▸ **What the task requires**:
Of the lines in the listing, how many include the string "data"? Write the number and nothing else.

▸ **Task inputs**:

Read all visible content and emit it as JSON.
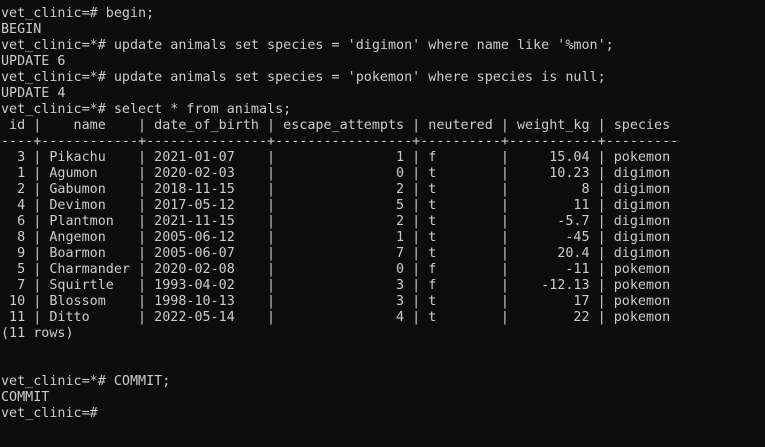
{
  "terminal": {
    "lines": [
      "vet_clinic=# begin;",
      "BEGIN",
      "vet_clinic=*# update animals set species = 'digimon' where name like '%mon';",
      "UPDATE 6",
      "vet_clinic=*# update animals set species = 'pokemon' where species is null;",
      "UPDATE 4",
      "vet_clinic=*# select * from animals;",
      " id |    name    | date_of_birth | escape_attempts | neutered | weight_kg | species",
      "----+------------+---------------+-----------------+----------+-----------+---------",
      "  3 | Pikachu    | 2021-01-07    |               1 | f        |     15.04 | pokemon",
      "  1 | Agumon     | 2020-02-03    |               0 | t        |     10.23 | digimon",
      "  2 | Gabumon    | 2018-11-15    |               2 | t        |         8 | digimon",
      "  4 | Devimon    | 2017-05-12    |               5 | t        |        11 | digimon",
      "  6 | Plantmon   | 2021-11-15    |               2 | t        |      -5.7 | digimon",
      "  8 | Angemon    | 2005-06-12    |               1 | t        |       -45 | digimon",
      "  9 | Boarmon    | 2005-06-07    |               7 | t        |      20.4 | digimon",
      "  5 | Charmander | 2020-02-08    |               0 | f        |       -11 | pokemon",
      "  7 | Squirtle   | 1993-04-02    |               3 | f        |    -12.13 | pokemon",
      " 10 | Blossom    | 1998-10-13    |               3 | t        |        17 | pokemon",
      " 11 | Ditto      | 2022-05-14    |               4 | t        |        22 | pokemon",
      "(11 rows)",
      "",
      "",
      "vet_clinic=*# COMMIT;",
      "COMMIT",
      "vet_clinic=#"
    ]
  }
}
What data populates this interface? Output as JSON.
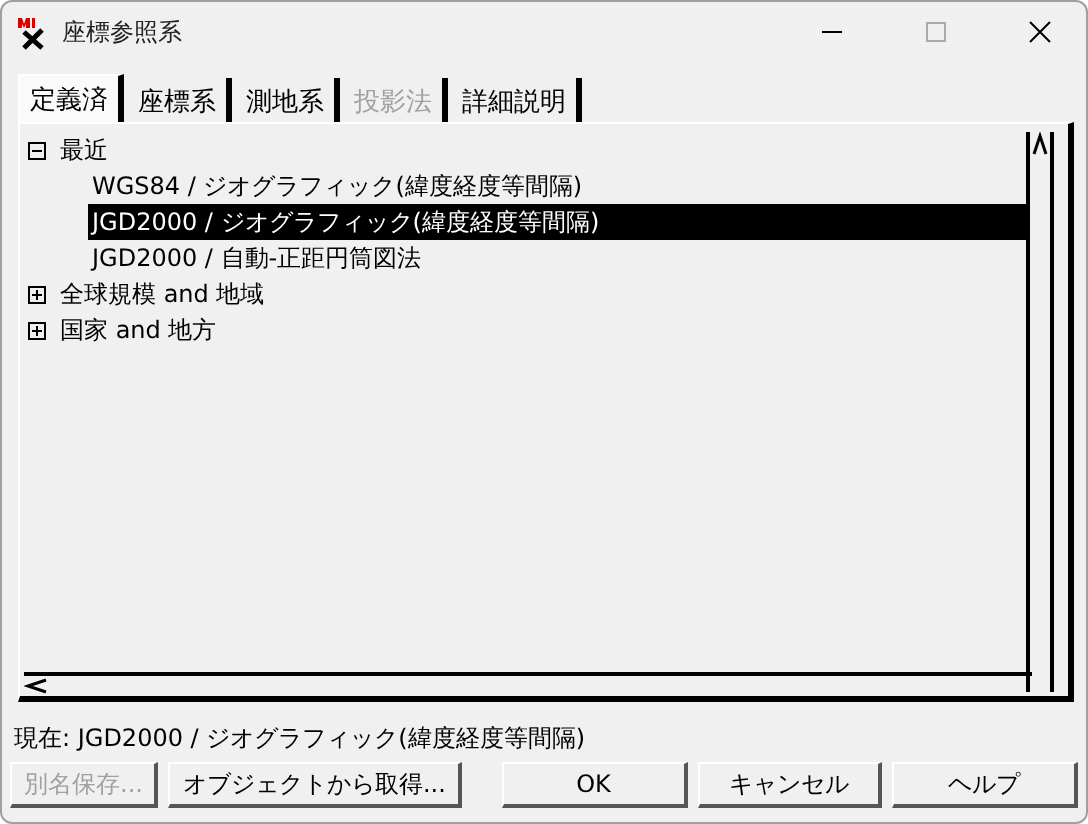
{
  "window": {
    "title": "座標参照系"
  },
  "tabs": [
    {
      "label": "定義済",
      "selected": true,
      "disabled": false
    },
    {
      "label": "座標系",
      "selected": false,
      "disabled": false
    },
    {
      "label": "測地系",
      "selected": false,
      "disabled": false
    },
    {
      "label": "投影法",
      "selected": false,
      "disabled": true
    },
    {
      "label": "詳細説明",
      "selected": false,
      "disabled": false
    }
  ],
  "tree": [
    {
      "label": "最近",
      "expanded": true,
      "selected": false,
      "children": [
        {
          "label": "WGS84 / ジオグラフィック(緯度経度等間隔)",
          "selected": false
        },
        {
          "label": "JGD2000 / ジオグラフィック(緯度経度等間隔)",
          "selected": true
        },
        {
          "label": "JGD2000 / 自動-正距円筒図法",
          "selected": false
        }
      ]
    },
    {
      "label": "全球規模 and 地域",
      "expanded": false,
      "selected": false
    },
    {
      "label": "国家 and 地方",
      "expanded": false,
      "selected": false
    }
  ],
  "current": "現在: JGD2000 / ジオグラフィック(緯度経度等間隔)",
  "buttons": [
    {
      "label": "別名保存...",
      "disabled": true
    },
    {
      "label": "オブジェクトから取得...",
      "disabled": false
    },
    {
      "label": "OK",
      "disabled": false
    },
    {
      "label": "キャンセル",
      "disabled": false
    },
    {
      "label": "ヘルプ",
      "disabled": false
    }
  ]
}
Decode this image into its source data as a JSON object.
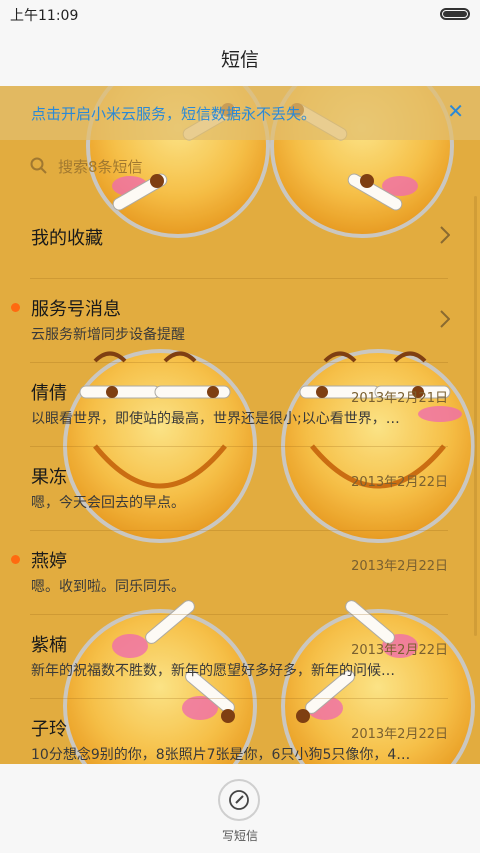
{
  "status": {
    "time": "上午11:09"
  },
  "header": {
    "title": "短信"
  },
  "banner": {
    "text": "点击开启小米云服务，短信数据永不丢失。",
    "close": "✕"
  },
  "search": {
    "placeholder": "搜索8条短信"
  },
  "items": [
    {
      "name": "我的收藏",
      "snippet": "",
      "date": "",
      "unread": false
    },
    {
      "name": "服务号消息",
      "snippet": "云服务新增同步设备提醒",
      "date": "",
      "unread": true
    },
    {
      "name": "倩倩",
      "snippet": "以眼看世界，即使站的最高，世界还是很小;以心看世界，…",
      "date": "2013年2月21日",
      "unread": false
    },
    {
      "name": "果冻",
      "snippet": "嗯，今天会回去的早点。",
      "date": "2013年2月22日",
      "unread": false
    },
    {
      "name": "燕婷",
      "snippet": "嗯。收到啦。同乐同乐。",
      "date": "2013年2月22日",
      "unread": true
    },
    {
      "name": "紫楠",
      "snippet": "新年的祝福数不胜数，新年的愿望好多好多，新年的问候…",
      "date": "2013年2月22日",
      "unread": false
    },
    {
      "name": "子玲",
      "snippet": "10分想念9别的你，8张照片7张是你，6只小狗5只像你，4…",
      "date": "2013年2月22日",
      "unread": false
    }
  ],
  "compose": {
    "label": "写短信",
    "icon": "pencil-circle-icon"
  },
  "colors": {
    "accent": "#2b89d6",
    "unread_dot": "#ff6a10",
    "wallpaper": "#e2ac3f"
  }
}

▸ **Solution**:
2